■ **DATASET**
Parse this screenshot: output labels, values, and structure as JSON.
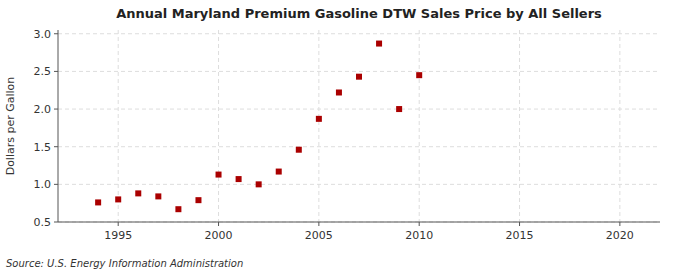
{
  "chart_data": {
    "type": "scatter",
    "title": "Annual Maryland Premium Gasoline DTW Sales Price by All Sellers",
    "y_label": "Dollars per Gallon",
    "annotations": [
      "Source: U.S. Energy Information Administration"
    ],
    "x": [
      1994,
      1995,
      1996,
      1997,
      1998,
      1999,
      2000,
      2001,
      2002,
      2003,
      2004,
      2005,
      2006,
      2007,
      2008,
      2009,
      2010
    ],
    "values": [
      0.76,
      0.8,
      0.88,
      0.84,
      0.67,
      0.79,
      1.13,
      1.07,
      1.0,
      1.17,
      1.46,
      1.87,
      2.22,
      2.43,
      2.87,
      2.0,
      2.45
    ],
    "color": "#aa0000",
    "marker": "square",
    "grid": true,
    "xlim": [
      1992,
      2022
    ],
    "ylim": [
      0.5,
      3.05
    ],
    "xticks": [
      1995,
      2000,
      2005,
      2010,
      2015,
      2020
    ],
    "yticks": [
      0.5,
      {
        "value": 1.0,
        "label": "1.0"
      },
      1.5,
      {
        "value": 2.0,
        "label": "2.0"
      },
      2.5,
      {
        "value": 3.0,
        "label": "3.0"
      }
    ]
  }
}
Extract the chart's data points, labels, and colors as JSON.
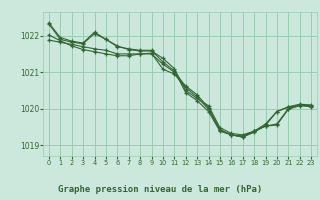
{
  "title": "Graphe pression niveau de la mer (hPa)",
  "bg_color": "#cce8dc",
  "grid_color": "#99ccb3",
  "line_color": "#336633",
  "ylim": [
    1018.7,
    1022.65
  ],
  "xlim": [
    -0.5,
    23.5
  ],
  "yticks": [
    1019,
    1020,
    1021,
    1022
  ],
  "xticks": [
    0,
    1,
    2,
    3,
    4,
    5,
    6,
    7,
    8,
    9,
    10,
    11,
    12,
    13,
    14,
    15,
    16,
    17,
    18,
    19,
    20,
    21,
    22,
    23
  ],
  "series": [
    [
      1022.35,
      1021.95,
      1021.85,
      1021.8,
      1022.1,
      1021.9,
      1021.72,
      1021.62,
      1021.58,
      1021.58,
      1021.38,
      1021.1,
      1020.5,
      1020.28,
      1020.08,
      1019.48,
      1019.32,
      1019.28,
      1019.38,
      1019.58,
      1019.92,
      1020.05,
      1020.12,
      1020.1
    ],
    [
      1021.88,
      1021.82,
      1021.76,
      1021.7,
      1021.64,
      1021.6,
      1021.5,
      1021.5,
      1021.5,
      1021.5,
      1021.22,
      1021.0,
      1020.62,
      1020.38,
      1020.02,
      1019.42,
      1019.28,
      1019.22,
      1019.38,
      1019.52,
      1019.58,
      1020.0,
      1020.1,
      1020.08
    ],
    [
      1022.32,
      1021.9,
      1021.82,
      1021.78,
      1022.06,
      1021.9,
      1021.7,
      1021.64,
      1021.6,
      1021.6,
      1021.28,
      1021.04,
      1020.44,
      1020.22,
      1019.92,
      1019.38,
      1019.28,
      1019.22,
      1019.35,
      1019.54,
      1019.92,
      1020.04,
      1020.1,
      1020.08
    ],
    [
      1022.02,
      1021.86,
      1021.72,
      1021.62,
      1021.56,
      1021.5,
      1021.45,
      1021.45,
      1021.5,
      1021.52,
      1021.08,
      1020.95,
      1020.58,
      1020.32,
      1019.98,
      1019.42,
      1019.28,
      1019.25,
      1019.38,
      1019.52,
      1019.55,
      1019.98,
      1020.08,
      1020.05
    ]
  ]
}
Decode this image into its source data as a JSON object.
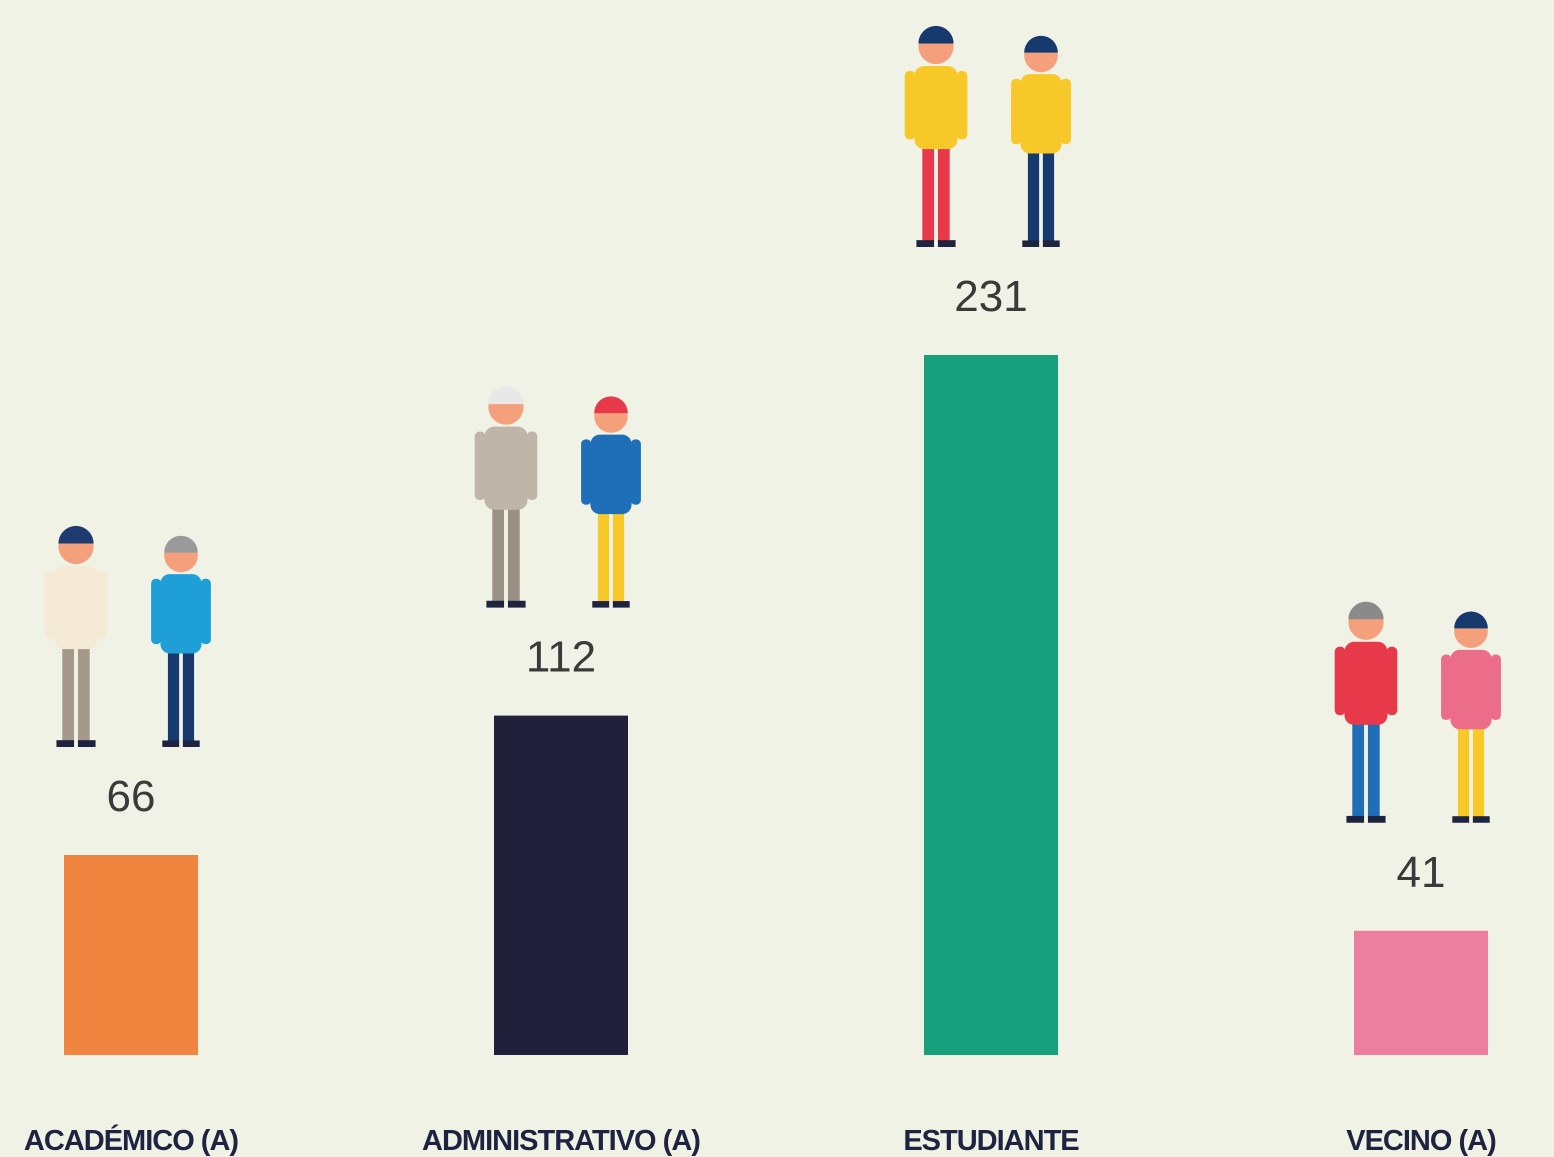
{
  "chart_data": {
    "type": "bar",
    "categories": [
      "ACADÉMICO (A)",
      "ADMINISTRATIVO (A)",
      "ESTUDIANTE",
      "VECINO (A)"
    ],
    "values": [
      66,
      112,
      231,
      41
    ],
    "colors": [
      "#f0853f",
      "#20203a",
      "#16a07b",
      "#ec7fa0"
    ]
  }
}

■ **AIM**
Quote the full listing above word for word; exclude every picture from the copy.

■ **RESPONSE TO THIS EXERCISE**
Parse this screenshot: output labels, values, and structure as JSON.
{
  "chart_data": {
    "type": "scatter",
    "title": "Annual Maryland Premium Gasoline DTW Sales Price by All Sellers",
    "y_label": "Dollars per Gallon",
    "annotations": [
      "Source: U.S. Energy Information Administration"
    ],
    "x": [
      1994,
      1995,
      1996,
      1997,
      1998,
      1999,
      2000,
      2001,
      2002,
      2003,
      2004,
      2005,
      2006,
      2007,
      2008,
      2009,
      2010
    ],
    "values": [
      0.76,
      0.8,
      0.88,
      0.84,
      0.67,
      0.79,
      1.13,
      1.07,
      1.0,
      1.17,
      1.46,
      1.87,
      2.22,
      2.43,
      2.87,
      2.0,
      2.45
    ],
    "color": "#aa0000",
    "marker": "square",
    "grid": true,
    "xlim": [
      1992,
      2022
    ],
    "ylim": [
      0.5,
      3.05
    ],
    "xticks": [
      1995,
      2000,
      2005,
      2010,
      2015,
      2020
    ],
    "yticks": [
      0.5,
      {
        "value": 1.0,
        "label": "1.0"
      },
      1.5,
      {
        "value": 2.0,
        "label": "2.0"
      },
      2.5,
      {
        "value": 3.0,
        "label": "3.0"
      }
    ]
  }
}
Extract the chart's data points, labels, and colors as JSON.
{
  "title": "Graphe pression niveau de la mer (hPa)",
  "bg_color": "#cce8dc",
  "grid_color": "#99ccb3",
  "line_color": "#336633",
  "ylim": [
    1018.7,
    1022.65
  ],
  "xlim": [
    -0.5,
    23.5
  ],
  "yticks": [
    1019,
    1020,
    1021,
    1022
  ],
  "xticks": [
    0,
    1,
    2,
    3,
    4,
    5,
    6,
    7,
    8,
    9,
    10,
    11,
    12,
    13,
    14,
    15,
    16,
    17,
    18,
    19,
    20,
    21,
    22,
    23
  ],
  "series": [
    [
      1022.35,
      1021.95,
      1021.85,
      1021.8,
      1022.1,
      1021.9,
      1021.72,
      1021.62,
      1021.58,
      1021.58,
      1021.38,
      1021.1,
      1020.5,
      1020.28,
      1020.08,
      1019.48,
      1019.32,
      1019.28,
      1019.38,
      1019.58,
      1019.92,
      1020.05,
      1020.12,
      1020.1
    ],
    [
      1021.88,
      1021.82,
      1021.76,
      1021.7,
      1021.64,
      1021.6,
      1021.5,
      1021.5,
      1021.5,
      1021.5,
      1021.22,
      1021.0,
      1020.62,
      1020.38,
      1020.02,
      1019.42,
      1019.28,
      1019.22,
      1019.38,
      1019.52,
      1019.58,
      1020.0,
      1020.1,
      1020.08
    ],
    [
      1022.32,
      1021.9,
      1021.82,
      1021.78,
      1022.06,
      1021.9,
      1021.7,
      1021.64,
      1021.6,
      1021.6,
      1021.28,
      1021.04,
      1020.44,
      1020.22,
      1019.92,
      1019.38,
      1019.28,
      1019.22,
      1019.35,
      1019.54,
      1019.92,
      1020.04,
      1020.1,
      1020.08
    ],
    [
      1022.02,
      1021.86,
      1021.72,
      1021.62,
      1021.56,
      1021.5,
      1021.45,
      1021.45,
      1021.5,
      1021.52,
      1021.08,
      1020.95,
      1020.58,
      1020.32,
      1019.98,
      1019.42,
      1019.28,
      1019.25,
      1019.38,
      1019.52,
      1019.55,
      1019.98,
      1020.08,
      1020.05
    ]
  ]
}
Decode this image into its source data as a JSON object.
{
  "chart_data": {
    "type": "bar",
    "categories": [
      "ACADÉMICO (A)",
      "ADMINISTRATIVO (A)",
      "ESTUDIANTE",
      "VECINO (A)"
    ],
    "values": [
      66,
      112,
      231,
      41
    ],
    "colors": [
      "#f0853f",
      "#20203a",
      "#16a07b",
      "#ec7fa0"
    ]
  }
}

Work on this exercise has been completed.